What is asked
Write out all of the data exactly as it appears.

Figure dataset records
>>>

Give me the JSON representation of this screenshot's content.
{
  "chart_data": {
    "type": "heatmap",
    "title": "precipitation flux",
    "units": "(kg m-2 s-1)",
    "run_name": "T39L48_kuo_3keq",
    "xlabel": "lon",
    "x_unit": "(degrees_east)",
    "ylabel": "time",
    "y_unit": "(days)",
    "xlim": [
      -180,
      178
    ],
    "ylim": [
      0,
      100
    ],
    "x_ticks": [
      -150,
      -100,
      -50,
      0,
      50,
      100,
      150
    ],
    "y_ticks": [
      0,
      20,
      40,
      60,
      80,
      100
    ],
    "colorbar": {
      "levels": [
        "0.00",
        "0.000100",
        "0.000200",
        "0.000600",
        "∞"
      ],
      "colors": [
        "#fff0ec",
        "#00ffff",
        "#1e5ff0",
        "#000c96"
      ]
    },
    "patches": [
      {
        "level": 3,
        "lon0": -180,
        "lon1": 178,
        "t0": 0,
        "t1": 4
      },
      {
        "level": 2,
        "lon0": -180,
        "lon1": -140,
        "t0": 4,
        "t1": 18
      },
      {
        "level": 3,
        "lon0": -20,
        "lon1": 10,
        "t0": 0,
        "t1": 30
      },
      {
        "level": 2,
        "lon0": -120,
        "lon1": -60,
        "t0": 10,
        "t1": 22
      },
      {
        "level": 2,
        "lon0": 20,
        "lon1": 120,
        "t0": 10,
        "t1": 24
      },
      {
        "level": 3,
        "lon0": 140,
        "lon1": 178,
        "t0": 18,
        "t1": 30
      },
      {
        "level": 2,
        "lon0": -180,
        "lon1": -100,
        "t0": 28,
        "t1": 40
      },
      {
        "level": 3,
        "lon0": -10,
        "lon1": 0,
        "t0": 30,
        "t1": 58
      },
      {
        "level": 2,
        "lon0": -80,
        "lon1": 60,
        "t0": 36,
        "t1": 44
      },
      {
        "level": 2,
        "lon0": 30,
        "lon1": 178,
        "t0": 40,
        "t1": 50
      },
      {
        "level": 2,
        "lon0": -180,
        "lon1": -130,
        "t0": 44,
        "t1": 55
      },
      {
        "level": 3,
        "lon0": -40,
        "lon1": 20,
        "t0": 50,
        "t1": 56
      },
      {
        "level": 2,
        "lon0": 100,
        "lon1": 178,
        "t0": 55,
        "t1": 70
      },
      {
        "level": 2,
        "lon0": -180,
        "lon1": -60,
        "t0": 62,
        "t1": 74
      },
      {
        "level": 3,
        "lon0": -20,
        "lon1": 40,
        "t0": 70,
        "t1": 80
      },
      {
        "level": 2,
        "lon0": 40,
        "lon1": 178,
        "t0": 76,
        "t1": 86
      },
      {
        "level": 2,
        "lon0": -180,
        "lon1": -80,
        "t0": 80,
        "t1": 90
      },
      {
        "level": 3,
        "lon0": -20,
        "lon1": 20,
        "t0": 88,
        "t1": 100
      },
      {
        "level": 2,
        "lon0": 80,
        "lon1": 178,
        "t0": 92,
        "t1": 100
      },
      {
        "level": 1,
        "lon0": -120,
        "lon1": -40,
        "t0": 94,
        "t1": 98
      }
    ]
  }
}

<<<

Exercise response
Give me the JSON representation of this screenshot's content.
{
  "chart_data": {
    "type": "heatmap",
    "title": "precipitation flux",
    "units": "(kg m-2 s-1)",
    "run_name": "T39L48_kuo_3keq",
    "xlabel": "lon",
    "x_unit": "(degrees_east)",
    "ylabel": "time",
    "y_unit": "(days)",
    "xlim": [
      -180,
      178
    ],
    "ylim": [
      0,
      100
    ],
    "x_ticks": [
      -150,
      -100,
      -50,
      0,
      50,
      100,
      150
    ],
    "y_ticks": [
      0,
      20,
      40,
      60,
      80,
      100
    ],
    "colorbar": {
      "levels": [
        "0.00",
        "0.000100",
        "0.000200",
        "0.000600",
        "∞"
      ],
      "colors": [
        "#fff0ec",
        "#00ffff",
        "#1e5ff0",
        "#000c96"
      ]
    },
    "patches": [
      {
        "level": 3,
        "lon0": -180,
        "lon1": 178,
        "t0": 0,
        "t1": 4
      },
      {
        "level": 2,
        "lon0": -180,
        "lon1": -140,
        "t0": 4,
        "t1": 18
      },
      {
        "level": 3,
        "lon0": -20,
        "lon1": 10,
        "t0": 0,
        "t1": 30
      },
      {
        "level": 2,
        "lon0": -120,
        "lon1": -60,
        "t0": 10,
        "t1": 22
      },
      {
        "level": 2,
        "lon0": 20,
        "lon1": 120,
        "t0": 10,
        "t1": 24
      },
      {
        "level": 3,
        "lon0": 140,
        "lon1": 178,
        "t0": 18,
        "t1": 30
      },
      {
        "level": 2,
        "lon0": -180,
        "lon1": -100,
        "t0": 28,
        "t1": 40
      },
      {
        "level": 3,
        "lon0": -10,
        "lon1": 0,
        "t0": 30,
        "t1": 58
      },
      {
        "level": 2,
        "lon0": -80,
        "lon1": 60,
        "t0": 36,
        "t1": 44
      },
      {
        "level": 2,
        "lon0": 30,
        "lon1": 178,
        "t0": 40,
        "t1": 50
      },
      {
        "level": 2,
        "lon0": -180,
        "lon1": -130,
        "t0": 44,
        "t1": 55
      },
      {
        "level": 3,
        "lon0": -40,
        "lon1": 20,
        "t0": 50,
        "t1": 56
      },
      {
        "level": 2,
        "lon0": 100,
        "lon1": 178,
        "t0": 55,
        "t1": 70
      },
      {
        "level": 2,
        "lon0": -180,
        "lon1": -60,
        "t0": 62,
        "t1": 74
      },
      {
        "level": 3,
        "lon0": -20,
        "lon1": 40,
        "t0": 70,
        "t1": 80
      },
      {
        "level": 2,
        "lon0": 40,
        "lon1": 178,
        "t0": 76,
        "t1": 86
      },
      {
        "level": 2,
        "lon0": -180,
        "lon1": -80,
        "t0": 80,
        "t1": 90
      },
      {
        "level": 3,
        "lon0": -20,
        "lon1": 20,
        "t0": 88,
        "t1": 100
      },
      {
        "level": 2,
        "lon0": 80,
        "lon1": 178,
        "t0": 92,
        "t1": 100
      },
      {
        "level": 1,
        "lon0": -120,
        "lon1": -40,
        "t0": 94,
        "t1": 98
      }
    ]
  }
}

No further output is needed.